**YOUR TASK**
Reproduce all of the data word for word.

[Data listing]
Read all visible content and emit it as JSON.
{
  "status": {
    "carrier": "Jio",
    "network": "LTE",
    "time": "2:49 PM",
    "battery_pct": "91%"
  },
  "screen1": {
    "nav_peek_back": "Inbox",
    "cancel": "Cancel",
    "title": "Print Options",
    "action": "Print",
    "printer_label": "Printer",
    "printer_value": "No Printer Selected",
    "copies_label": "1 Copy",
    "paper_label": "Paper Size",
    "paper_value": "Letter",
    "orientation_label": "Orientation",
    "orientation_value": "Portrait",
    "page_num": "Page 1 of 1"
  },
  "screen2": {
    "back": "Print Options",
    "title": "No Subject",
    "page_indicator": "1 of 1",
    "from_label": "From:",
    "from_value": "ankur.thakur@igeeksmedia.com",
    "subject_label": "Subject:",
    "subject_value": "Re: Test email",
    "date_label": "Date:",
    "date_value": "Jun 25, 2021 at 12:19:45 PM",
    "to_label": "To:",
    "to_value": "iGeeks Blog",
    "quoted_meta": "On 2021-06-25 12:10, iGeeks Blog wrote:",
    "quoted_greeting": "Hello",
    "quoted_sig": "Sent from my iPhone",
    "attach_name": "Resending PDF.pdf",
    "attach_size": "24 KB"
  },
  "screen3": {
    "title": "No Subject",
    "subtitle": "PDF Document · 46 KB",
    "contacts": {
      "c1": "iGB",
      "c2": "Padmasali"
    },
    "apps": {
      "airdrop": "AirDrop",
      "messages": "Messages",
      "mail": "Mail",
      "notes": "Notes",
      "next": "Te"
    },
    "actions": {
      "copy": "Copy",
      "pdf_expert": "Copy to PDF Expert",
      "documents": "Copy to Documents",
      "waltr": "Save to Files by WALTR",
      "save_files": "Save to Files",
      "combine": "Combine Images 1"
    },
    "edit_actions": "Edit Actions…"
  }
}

**ANSWER**
Read all visible content and emit it as JSON.
{
  "status": {
    "carrier": "Jio",
    "network": "LTE",
    "time": "2:49 PM",
    "battery_pct": "91%"
  },
  "screen1": {
    "nav_peek_back": "Inbox",
    "cancel": "Cancel",
    "title": "Print Options",
    "action": "Print",
    "printer_label": "Printer",
    "printer_value": "No Printer Selected",
    "copies_label": "1 Copy",
    "paper_label": "Paper Size",
    "paper_value": "Letter",
    "orientation_label": "Orientation",
    "orientation_value": "Portrait",
    "page_num": "Page 1 of 1"
  },
  "screen2": {
    "back": "Print Options",
    "title": "No Subject",
    "page_indicator": "1 of 1",
    "from_label": "From:",
    "from_value": "ankur.thakur@igeeksmedia.com",
    "subject_label": "Subject:",
    "subject_value": "Re: Test email",
    "date_label": "Date:",
    "date_value": "Jun 25, 2021 at 12:19:45 PM",
    "to_label": "To:",
    "to_value": "iGeeks Blog",
    "quoted_meta": "On 2021-06-25 12:10, iGeeks Blog wrote:",
    "quoted_greeting": "Hello",
    "quoted_sig": "Sent from my iPhone",
    "attach_name": "Resending PDF.pdf",
    "attach_size": "24 KB"
  },
  "screen3": {
    "title": "No Subject",
    "subtitle": "PDF Document · 46 KB",
    "contacts": {
      "c1": "iGB",
      "c2": "Padmasali"
    },
    "apps": {
      "airdrop": "AirDrop",
      "messages": "Messages",
      "mail": "Mail",
      "notes": "Notes",
      "next": "Te"
    },
    "actions": {
      "copy": "Copy",
      "pdf_expert": "Copy to PDF Expert",
      "documents": "Copy to Documents",
      "waltr": "Save to Files by WALTR",
      "save_files": "Save to Files",
      "combine": "Combine Images 1"
    },
    "edit_actions": "Edit Actions…"
  }
}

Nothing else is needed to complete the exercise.